EXCERPTED DATA »
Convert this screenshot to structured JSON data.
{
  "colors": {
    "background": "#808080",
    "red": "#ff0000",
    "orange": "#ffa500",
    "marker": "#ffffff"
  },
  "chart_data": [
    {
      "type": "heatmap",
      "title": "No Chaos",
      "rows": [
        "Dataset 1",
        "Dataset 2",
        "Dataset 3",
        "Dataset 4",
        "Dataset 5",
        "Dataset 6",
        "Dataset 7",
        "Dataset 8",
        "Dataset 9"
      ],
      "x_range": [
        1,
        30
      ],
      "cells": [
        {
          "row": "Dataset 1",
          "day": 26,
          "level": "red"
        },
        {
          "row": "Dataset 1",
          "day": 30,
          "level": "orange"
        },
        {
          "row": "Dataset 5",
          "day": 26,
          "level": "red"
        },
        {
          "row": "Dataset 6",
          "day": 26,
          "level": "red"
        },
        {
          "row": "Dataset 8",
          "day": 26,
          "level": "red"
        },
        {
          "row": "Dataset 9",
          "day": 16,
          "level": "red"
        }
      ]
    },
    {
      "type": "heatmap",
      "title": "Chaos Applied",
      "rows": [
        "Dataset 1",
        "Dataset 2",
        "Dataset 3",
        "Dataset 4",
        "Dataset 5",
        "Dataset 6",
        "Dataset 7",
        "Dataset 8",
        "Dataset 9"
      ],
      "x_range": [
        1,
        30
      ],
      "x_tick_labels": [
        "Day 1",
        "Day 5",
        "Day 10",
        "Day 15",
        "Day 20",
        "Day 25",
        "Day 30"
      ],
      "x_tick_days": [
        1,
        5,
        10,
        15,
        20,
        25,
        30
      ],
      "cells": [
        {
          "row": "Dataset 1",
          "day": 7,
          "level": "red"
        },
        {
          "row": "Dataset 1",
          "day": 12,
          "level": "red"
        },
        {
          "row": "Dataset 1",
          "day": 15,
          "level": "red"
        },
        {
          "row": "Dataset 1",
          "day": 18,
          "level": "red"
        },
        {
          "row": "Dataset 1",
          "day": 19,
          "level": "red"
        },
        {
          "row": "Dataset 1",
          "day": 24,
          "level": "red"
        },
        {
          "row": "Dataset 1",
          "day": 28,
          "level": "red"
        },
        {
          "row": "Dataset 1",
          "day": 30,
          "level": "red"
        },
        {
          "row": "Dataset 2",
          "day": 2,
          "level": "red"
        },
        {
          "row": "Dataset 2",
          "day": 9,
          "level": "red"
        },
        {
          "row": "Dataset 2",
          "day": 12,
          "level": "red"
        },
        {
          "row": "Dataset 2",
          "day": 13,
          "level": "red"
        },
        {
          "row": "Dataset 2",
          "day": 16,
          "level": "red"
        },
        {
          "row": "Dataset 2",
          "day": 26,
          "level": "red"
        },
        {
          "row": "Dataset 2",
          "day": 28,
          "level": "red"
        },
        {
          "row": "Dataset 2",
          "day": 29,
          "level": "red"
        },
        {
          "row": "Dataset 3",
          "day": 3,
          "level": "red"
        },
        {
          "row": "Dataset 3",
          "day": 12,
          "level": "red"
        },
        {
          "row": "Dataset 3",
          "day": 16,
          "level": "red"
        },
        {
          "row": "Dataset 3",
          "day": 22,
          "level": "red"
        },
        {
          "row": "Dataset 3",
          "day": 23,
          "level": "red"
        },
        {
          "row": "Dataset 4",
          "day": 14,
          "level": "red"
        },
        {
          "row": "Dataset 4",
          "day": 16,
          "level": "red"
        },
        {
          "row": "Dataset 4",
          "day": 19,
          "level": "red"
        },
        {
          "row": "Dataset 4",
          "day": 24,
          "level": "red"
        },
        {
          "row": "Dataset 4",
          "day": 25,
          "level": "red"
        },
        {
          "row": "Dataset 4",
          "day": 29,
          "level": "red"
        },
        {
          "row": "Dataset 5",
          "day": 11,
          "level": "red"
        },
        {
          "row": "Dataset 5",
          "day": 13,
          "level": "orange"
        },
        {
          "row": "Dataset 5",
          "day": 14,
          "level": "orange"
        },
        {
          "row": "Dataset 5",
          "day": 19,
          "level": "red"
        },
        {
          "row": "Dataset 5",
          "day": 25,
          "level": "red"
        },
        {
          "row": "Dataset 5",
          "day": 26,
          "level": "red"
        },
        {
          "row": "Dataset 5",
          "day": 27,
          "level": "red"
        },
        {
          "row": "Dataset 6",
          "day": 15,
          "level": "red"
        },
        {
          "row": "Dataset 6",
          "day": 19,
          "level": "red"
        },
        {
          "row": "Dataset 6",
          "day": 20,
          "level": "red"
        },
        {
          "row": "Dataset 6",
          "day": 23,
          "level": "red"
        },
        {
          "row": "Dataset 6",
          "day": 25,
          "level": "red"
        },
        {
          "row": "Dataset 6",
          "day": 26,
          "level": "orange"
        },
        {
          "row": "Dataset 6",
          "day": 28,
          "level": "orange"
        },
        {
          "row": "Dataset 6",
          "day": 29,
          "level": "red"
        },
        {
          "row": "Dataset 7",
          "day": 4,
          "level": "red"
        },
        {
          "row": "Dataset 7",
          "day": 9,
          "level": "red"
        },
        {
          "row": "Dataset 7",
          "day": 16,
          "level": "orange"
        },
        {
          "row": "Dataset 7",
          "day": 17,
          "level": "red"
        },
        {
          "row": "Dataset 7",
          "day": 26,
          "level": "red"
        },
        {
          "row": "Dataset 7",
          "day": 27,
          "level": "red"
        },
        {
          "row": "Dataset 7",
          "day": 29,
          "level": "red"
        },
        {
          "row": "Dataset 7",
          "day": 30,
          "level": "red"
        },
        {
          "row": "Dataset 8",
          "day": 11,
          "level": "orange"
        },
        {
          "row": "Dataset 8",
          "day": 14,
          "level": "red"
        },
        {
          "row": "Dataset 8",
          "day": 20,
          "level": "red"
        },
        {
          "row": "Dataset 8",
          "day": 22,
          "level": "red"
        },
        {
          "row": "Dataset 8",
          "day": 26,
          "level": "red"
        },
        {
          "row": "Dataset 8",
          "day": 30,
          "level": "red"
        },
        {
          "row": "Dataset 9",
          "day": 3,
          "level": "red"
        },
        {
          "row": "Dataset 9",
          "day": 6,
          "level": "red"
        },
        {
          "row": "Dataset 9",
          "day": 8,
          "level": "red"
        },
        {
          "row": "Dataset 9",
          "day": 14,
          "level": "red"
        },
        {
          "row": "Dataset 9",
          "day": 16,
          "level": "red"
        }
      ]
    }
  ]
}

YOUR OBJECTIVE »
From the first line to the last, retype the data exactly.

ANSWER TO THIS PROBLEM »
Convert this screenshot to structured JSON data.
{
  "colors": {
    "background": "#808080",
    "red": "#ff0000",
    "orange": "#ffa500",
    "marker": "#ffffff"
  },
  "chart_data": [
    {
      "type": "heatmap",
      "title": "No Chaos",
      "rows": [
        "Dataset 1",
        "Dataset 2",
        "Dataset 3",
        "Dataset 4",
        "Dataset 5",
        "Dataset 6",
        "Dataset 7",
        "Dataset 8",
        "Dataset 9"
      ],
      "x_range": [
        1,
        30
      ],
      "cells": [
        {
          "row": "Dataset 1",
          "day": 26,
          "level": "red"
        },
        {
          "row": "Dataset 1",
          "day": 30,
          "level": "orange"
        },
        {
          "row": "Dataset 5",
          "day": 26,
          "level": "red"
        },
        {
          "row": "Dataset 6",
          "day": 26,
          "level": "red"
        },
        {
          "row": "Dataset 8",
          "day": 26,
          "level": "red"
        },
        {
          "row": "Dataset 9",
          "day": 16,
          "level": "red"
        }
      ]
    },
    {
      "type": "heatmap",
      "title": "Chaos Applied",
      "rows": [
        "Dataset 1",
        "Dataset 2",
        "Dataset 3",
        "Dataset 4",
        "Dataset 5",
        "Dataset 6",
        "Dataset 7",
        "Dataset 8",
        "Dataset 9"
      ],
      "x_range": [
        1,
        30
      ],
      "x_tick_labels": [
        "Day 1",
        "Day 5",
        "Day 10",
        "Day 15",
        "Day 20",
        "Day 25",
        "Day 30"
      ],
      "x_tick_days": [
        1,
        5,
        10,
        15,
        20,
        25,
        30
      ],
      "cells": [
        {
          "row": "Dataset 1",
          "day": 7,
          "level": "red"
        },
        {
          "row": "Dataset 1",
          "day": 12,
          "level": "red"
        },
        {
          "row": "Dataset 1",
          "day": 15,
          "level": "red"
        },
        {
          "row": "Dataset 1",
          "day": 18,
          "level": "red"
        },
        {
          "row": "Dataset 1",
          "day": 19,
          "level": "red"
        },
        {
          "row": "Dataset 1",
          "day": 24,
          "level": "red"
        },
        {
          "row": "Dataset 1",
          "day": 28,
          "level": "red"
        },
        {
          "row": "Dataset 1",
          "day": 30,
          "level": "red"
        },
        {
          "row": "Dataset 2",
          "day": 2,
          "level": "red"
        },
        {
          "row": "Dataset 2",
          "day": 9,
          "level": "red"
        },
        {
          "row": "Dataset 2",
          "day": 12,
          "level": "red"
        },
        {
          "row": "Dataset 2",
          "day": 13,
          "level": "red"
        },
        {
          "row": "Dataset 2",
          "day": 16,
          "level": "red"
        },
        {
          "row": "Dataset 2",
          "day": 26,
          "level": "red"
        },
        {
          "row": "Dataset 2",
          "day": 28,
          "level": "red"
        },
        {
          "row": "Dataset 2",
          "day": 29,
          "level": "red"
        },
        {
          "row": "Dataset 3",
          "day": 3,
          "level": "red"
        },
        {
          "row": "Dataset 3",
          "day": 12,
          "level": "red"
        },
        {
          "row": "Dataset 3",
          "day": 16,
          "level": "red"
        },
        {
          "row": "Dataset 3",
          "day": 22,
          "level": "red"
        },
        {
          "row": "Dataset 3",
          "day": 23,
          "level": "red"
        },
        {
          "row": "Dataset 4",
          "day": 14,
          "level": "red"
        },
        {
          "row": "Dataset 4",
          "day": 16,
          "level": "red"
        },
        {
          "row": "Dataset 4",
          "day": 19,
          "level": "red"
        },
        {
          "row": "Dataset 4",
          "day": 24,
          "level": "red"
        },
        {
          "row": "Dataset 4",
          "day": 25,
          "level": "red"
        },
        {
          "row": "Dataset 4",
          "day": 29,
          "level": "red"
        },
        {
          "row": "Dataset 5",
          "day": 11,
          "level": "red"
        },
        {
          "row": "Dataset 5",
          "day": 13,
          "level": "orange"
        },
        {
          "row": "Dataset 5",
          "day": 14,
          "level": "orange"
        },
        {
          "row": "Dataset 5",
          "day": 19,
          "level": "red"
        },
        {
          "row": "Dataset 5",
          "day": 25,
          "level": "red"
        },
        {
          "row": "Dataset 5",
          "day": 26,
          "level": "red"
        },
        {
          "row": "Dataset 5",
          "day": 27,
          "level": "red"
        },
        {
          "row": "Dataset 6",
          "day": 15,
          "level": "red"
        },
        {
          "row": "Dataset 6",
          "day": 19,
          "level": "red"
        },
        {
          "row": "Dataset 6",
          "day": 20,
          "level": "red"
        },
        {
          "row": "Dataset 6",
          "day": 23,
          "level": "red"
        },
        {
          "row": "Dataset 6",
          "day": 25,
          "level": "red"
        },
        {
          "row": "Dataset 6",
          "day": 26,
          "level": "orange"
        },
        {
          "row": "Dataset 6",
          "day": 28,
          "level": "orange"
        },
        {
          "row": "Dataset 6",
          "day": 29,
          "level": "red"
        },
        {
          "row": "Dataset 7",
          "day": 4,
          "level": "red"
        },
        {
          "row": "Dataset 7",
          "day": 9,
          "level": "red"
        },
        {
          "row": "Dataset 7",
          "day": 16,
          "level": "orange"
        },
        {
          "row": "Dataset 7",
          "day": 17,
          "level": "red"
        },
        {
          "row": "Dataset 7",
          "day": 26,
          "level": "red"
        },
        {
          "row": "Dataset 7",
          "day": 27,
          "level": "red"
        },
        {
          "row": "Dataset 7",
          "day": 29,
          "level": "red"
        },
        {
          "row": "Dataset 7",
          "day": 30,
          "level": "red"
        },
        {
          "row": "Dataset 8",
          "day": 11,
          "level": "orange"
        },
        {
          "row": "Dataset 8",
          "day": 14,
          "level": "red"
        },
        {
          "row": "Dataset 8",
          "day": 20,
          "level": "red"
        },
        {
          "row": "Dataset 8",
          "day": 22,
          "level": "red"
        },
        {
          "row": "Dataset 8",
          "day": 26,
          "level": "red"
        },
        {
          "row": "Dataset 8",
          "day": 30,
          "level": "red"
        },
        {
          "row": "Dataset 9",
          "day": 3,
          "level": "red"
        },
        {
          "row": "Dataset 9",
          "day": 6,
          "level": "red"
        },
        {
          "row": "Dataset 9",
          "day": 8,
          "level": "red"
        },
        {
          "row": "Dataset 9",
          "day": 14,
          "level": "red"
        },
        {
          "row": "Dataset 9",
          "day": 16,
          "level": "red"
        }
      ]
    }
  ]
}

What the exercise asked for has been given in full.